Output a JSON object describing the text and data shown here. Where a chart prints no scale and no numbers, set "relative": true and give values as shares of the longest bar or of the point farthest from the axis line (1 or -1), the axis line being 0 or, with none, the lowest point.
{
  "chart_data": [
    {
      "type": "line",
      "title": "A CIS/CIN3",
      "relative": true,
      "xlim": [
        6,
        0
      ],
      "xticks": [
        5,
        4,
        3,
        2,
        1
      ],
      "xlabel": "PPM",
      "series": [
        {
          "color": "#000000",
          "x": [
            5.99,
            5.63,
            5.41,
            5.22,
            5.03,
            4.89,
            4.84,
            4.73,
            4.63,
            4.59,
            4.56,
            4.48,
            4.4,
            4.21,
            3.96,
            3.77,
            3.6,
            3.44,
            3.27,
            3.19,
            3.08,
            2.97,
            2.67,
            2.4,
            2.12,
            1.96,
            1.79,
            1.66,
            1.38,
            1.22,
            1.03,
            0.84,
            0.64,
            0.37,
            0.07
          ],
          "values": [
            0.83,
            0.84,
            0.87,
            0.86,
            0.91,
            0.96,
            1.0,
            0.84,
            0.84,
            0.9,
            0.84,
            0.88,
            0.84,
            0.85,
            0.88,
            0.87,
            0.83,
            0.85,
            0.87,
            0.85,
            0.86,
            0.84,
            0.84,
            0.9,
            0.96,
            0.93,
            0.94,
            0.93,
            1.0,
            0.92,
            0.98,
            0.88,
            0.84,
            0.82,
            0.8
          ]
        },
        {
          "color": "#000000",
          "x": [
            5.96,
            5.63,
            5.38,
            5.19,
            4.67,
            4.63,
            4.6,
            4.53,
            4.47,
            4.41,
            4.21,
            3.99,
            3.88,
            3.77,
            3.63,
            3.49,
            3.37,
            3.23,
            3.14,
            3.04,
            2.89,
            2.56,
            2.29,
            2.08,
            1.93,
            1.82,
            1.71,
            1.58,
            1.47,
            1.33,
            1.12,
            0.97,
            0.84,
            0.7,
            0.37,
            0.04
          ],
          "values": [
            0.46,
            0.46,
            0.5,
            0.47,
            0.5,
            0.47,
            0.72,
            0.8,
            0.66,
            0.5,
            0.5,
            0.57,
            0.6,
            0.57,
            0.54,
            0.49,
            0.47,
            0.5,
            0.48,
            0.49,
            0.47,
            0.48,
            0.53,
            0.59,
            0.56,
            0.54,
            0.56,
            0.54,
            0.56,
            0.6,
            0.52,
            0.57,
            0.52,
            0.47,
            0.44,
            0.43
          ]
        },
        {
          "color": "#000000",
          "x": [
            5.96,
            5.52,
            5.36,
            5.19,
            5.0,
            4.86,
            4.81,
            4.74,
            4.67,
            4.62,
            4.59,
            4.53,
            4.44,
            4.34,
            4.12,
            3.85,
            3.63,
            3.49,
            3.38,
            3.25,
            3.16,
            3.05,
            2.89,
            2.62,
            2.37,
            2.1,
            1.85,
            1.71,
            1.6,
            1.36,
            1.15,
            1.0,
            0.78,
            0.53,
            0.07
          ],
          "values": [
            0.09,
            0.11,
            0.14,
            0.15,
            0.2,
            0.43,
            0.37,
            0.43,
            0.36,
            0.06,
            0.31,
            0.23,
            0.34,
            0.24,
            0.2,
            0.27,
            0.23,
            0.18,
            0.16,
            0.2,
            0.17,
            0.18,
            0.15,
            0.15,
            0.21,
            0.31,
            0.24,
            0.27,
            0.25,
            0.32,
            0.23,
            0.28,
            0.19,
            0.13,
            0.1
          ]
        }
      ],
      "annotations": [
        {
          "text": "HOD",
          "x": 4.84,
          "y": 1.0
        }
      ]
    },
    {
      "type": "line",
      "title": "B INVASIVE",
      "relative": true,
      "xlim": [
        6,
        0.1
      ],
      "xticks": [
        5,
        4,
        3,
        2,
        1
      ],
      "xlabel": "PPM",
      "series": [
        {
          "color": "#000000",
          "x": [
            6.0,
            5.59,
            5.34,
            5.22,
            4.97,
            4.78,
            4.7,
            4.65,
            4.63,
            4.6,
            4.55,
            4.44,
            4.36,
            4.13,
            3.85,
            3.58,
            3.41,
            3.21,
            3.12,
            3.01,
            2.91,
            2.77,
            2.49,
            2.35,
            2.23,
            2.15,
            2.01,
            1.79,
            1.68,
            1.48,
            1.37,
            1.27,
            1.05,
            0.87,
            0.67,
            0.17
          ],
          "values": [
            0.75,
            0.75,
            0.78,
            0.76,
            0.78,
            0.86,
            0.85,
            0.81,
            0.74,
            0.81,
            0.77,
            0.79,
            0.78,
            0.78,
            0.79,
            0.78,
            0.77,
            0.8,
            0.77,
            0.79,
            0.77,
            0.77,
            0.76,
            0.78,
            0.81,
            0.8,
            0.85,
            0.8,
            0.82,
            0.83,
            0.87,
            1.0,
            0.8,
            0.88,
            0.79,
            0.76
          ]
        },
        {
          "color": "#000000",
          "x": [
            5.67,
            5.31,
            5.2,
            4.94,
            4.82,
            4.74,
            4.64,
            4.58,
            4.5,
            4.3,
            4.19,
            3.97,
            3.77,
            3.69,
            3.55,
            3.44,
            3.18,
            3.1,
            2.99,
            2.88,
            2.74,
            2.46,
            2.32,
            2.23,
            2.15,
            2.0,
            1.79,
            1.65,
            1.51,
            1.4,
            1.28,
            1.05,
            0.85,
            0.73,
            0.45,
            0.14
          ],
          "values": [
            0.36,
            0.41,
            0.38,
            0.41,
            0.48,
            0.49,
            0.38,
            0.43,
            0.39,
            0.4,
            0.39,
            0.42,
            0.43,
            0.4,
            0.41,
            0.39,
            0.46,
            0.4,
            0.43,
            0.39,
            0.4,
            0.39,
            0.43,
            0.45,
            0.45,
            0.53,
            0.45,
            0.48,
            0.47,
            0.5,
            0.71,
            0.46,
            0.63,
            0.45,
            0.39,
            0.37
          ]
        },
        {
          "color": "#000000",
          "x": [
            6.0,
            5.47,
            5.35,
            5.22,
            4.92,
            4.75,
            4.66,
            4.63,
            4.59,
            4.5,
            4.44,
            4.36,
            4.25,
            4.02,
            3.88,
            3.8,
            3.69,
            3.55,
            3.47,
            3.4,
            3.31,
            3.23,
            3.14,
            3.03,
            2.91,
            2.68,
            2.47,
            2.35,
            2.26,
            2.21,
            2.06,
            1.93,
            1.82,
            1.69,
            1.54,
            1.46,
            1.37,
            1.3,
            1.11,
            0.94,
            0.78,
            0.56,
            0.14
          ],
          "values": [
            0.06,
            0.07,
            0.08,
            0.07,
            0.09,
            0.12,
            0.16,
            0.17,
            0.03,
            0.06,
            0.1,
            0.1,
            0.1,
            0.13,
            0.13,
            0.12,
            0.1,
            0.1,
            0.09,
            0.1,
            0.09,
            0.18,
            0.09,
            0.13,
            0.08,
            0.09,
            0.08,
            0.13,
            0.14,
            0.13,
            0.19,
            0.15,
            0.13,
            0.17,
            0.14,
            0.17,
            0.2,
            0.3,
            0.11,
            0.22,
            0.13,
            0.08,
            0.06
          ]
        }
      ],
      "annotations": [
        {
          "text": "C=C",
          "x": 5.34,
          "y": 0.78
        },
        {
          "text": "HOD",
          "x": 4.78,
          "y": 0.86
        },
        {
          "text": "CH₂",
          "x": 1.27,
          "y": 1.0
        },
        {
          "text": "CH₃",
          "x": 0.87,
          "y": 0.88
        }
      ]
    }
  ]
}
^^^^
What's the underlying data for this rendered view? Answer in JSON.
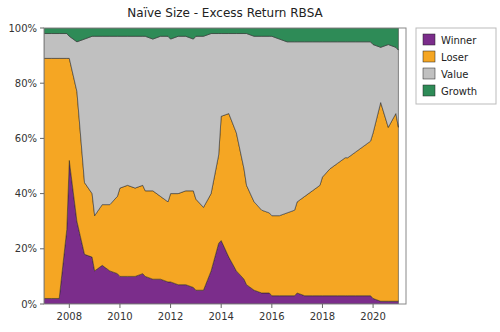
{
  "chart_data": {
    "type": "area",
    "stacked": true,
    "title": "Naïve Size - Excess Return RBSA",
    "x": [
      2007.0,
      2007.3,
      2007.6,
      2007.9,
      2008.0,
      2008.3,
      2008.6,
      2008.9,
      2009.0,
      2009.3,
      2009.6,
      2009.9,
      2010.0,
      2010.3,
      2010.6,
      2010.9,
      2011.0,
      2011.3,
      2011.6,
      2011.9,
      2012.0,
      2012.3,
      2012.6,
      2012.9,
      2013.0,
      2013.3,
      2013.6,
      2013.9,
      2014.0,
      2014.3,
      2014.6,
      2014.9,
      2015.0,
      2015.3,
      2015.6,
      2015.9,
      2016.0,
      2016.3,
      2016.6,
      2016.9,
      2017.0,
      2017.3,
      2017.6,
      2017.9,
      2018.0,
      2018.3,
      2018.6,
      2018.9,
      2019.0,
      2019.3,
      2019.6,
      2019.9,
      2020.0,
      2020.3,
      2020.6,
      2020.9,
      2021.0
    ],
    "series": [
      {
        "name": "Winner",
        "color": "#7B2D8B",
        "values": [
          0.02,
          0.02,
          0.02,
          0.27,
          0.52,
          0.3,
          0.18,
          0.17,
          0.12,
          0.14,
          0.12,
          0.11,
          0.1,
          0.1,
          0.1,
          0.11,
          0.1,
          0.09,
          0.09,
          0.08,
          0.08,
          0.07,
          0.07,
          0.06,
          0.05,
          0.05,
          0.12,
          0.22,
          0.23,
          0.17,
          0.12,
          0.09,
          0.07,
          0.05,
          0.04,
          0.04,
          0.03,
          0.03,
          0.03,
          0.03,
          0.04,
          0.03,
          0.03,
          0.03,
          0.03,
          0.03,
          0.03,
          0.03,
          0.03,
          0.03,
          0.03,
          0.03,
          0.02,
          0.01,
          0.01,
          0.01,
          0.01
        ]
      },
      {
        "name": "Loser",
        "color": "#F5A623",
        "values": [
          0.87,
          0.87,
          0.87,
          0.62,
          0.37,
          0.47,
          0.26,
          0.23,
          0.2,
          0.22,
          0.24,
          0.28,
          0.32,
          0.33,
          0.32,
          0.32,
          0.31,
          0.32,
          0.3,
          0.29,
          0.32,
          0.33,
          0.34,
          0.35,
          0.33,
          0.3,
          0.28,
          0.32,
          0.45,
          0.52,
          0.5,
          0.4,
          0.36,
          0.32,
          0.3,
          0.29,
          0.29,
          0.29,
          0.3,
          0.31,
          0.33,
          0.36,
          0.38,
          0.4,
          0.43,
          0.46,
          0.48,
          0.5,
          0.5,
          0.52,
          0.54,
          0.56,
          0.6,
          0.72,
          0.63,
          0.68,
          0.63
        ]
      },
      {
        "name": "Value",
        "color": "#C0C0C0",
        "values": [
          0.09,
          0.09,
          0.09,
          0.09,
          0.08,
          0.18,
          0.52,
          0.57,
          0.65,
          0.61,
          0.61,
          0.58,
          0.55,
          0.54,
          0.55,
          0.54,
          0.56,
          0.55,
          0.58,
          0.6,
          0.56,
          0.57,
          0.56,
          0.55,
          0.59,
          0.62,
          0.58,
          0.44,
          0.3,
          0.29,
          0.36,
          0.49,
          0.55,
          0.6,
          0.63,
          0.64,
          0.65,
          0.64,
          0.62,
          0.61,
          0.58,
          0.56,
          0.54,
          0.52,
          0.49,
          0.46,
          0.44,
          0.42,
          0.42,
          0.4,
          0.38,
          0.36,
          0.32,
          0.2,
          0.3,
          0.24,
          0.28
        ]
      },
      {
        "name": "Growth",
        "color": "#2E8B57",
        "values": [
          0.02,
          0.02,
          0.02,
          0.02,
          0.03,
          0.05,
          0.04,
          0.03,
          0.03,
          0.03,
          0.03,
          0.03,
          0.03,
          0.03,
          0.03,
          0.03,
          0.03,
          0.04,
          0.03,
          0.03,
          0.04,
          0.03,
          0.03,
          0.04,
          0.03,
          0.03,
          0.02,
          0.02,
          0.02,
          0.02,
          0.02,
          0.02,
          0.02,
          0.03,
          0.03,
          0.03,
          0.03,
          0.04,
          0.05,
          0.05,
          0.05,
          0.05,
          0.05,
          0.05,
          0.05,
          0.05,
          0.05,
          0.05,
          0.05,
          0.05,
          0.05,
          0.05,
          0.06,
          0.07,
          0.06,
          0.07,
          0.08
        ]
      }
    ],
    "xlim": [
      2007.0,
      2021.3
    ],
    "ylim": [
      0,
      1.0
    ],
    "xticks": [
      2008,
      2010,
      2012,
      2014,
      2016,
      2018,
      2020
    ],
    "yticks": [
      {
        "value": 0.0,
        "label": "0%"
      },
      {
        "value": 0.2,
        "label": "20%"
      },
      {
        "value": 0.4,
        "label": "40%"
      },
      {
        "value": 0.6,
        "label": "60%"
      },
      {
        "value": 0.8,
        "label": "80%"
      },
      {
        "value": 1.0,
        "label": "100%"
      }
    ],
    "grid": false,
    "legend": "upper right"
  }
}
^^^^
» **BRIEF**
Copy every single line of the material above that holds "JSON".

» **RESULT OF THIS TASK**
Output a JSON object describing the text and data shown here. Where a chart prints no scale and no numbers, set "relative": true and give values as shares of the longest bar or of the point farthest from the axis line (1 or -1), the axis line being 0 or, with none, the lowest point.
What's the underlying data for this rendered view? Answer in JSON.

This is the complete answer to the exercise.